_EXERCISE DETAILS_:
Every record must appear in your copy exactly as written, with no pictures.

-- START --

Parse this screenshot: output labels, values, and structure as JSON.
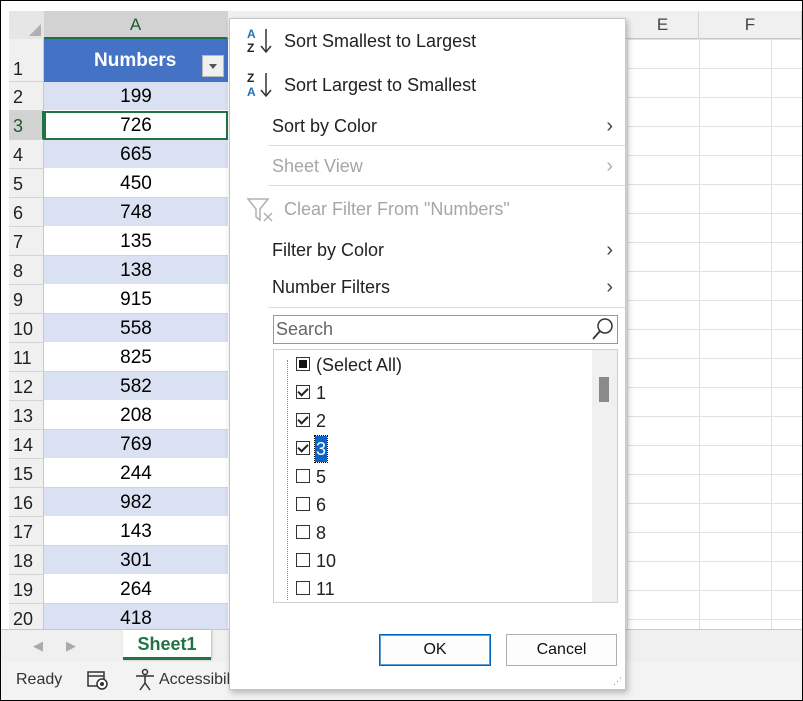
{
  "sheet": {
    "columns": [
      "A",
      "E",
      "F"
    ],
    "header_cell": "Numbers",
    "rows": [
      {
        "num": "1",
        "value": ""
      },
      {
        "num": "2",
        "value": "199"
      },
      {
        "num": "3",
        "value": "726"
      },
      {
        "num": "4",
        "value": "665"
      },
      {
        "num": "5",
        "value": "450"
      },
      {
        "num": "6",
        "value": "748"
      },
      {
        "num": "7",
        "value": "135"
      },
      {
        "num": "8",
        "value": "138"
      },
      {
        "num": "9",
        "value": "915"
      },
      {
        "num": "10",
        "value": "558"
      },
      {
        "num": "11",
        "value": "825"
      },
      {
        "num": "12",
        "value": "582"
      },
      {
        "num": "13",
        "value": "208"
      },
      {
        "num": "14",
        "value": "769"
      },
      {
        "num": "15",
        "value": "244"
      },
      {
        "num": "16",
        "value": "982"
      },
      {
        "num": "17",
        "value": "143"
      },
      {
        "num": "18",
        "value": "301"
      },
      {
        "num": "19",
        "value": "264"
      },
      {
        "num": "20",
        "value": "418"
      }
    ],
    "active_row": "3",
    "band_color": "#d9e1f2",
    "header_color": "#4472c4"
  },
  "tabs": {
    "active": "Sheet1"
  },
  "status": {
    "ready": "Ready",
    "accessibility": "Accessibil"
  },
  "menu": {
    "sort_asc": "Sort Smallest to Largest",
    "sort_desc": "Sort Largest to Smallest",
    "sort_by_color": "Sort by Color",
    "sheet_view": "Sheet View",
    "clear_filter": "Clear Filter From \"Numbers\"",
    "filter_by_color": "Filter by Color",
    "number_filters": "Number Filters",
    "search_placeholder": "Search",
    "items": [
      {
        "label": "(Select All)",
        "state": "partial"
      },
      {
        "label": "1",
        "state": "checked"
      },
      {
        "label": "2",
        "state": "checked"
      },
      {
        "label": "3",
        "state": "checked"
      },
      {
        "label": "5",
        "state": "unchecked"
      },
      {
        "label": "6",
        "state": "unchecked"
      },
      {
        "label": "8",
        "state": "unchecked"
      },
      {
        "label": "10",
        "state": "unchecked"
      },
      {
        "label": "11",
        "state": "unchecked"
      }
    ],
    "ok": "OK",
    "cancel": "Cancel"
  },
  "icons": {
    "sort_asc": "sort-ascending-icon",
    "sort_desc": "sort-descending-icon",
    "clear_filter": "clear-filter-icon",
    "submenu": "chevron-right-icon",
    "search": "search-icon",
    "accent": "#217346",
    "select_blue": "#0a64c8"
  }
}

-- END --

_ANSWER TO THE TASK_:
Parse this screenshot: output labels, values, and structure as JSON.
{
  "sheet": {
    "columns": [
      "A",
      "E",
      "F"
    ],
    "header_cell": "Numbers",
    "rows": [
      {
        "num": "1",
        "value": ""
      },
      {
        "num": "2",
        "value": "199"
      },
      {
        "num": "3",
        "value": "726"
      },
      {
        "num": "4",
        "value": "665"
      },
      {
        "num": "5",
        "value": "450"
      },
      {
        "num": "6",
        "value": "748"
      },
      {
        "num": "7",
        "value": "135"
      },
      {
        "num": "8",
        "value": "138"
      },
      {
        "num": "9",
        "value": "915"
      },
      {
        "num": "10",
        "value": "558"
      },
      {
        "num": "11",
        "value": "825"
      },
      {
        "num": "12",
        "value": "582"
      },
      {
        "num": "13",
        "value": "208"
      },
      {
        "num": "14",
        "value": "769"
      },
      {
        "num": "15",
        "value": "244"
      },
      {
        "num": "16",
        "value": "982"
      },
      {
        "num": "17",
        "value": "143"
      },
      {
        "num": "18",
        "value": "301"
      },
      {
        "num": "19",
        "value": "264"
      },
      {
        "num": "20",
        "value": "418"
      }
    ],
    "active_row": "3",
    "band_color": "#d9e1f2",
    "header_color": "#4472c4"
  },
  "tabs": {
    "active": "Sheet1"
  },
  "status": {
    "ready": "Ready",
    "accessibility": "Accessibil"
  },
  "menu": {
    "sort_asc": "Sort Smallest to Largest",
    "sort_desc": "Sort Largest to Smallest",
    "sort_by_color": "Sort by Color",
    "sheet_view": "Sheet View",
    "clear_filter": "Clear Filter From \"Numbers\"",
    "filter_by_color": "Filter by Color",
    "number_filters": "Number Filters",
    "search_placeholder": "Search",
    "items": [
      {
        "label": "(Select All)",
        "state": "partial"
      },
      {
        "label": "1",
        "state": "checked"
      },
      {
        "label": "2",
        "state": "checked"
      },
      {
        "label": "3",
        "state": "checked"
      },
      {
        "label": "5",
        "state": "unchecked"
      },
      {
        "label": "6",
        "state": "unchecked"
      },
      {
        "label": "8",
        "state": "unchecked"
      },
      {
        "label": "10",
        "state": "unchecked"
      },
      {
        "label": "11",
        "state": "unchecked"
      }
    ],
    "ok": "OK",
    "cancel": "Cancel"
  },
  "icons": {
    "sort_asc": "sort-ascending-icon",
    "sort_desc": "sort-descending-icon",
    "clear_filter": "clear-filter-icon",
    "submenu": "chevron-right-icon",
    "search": "search-icon",
    "accent": "#217346",
    "select_blue": "#0a64c8"
  }
}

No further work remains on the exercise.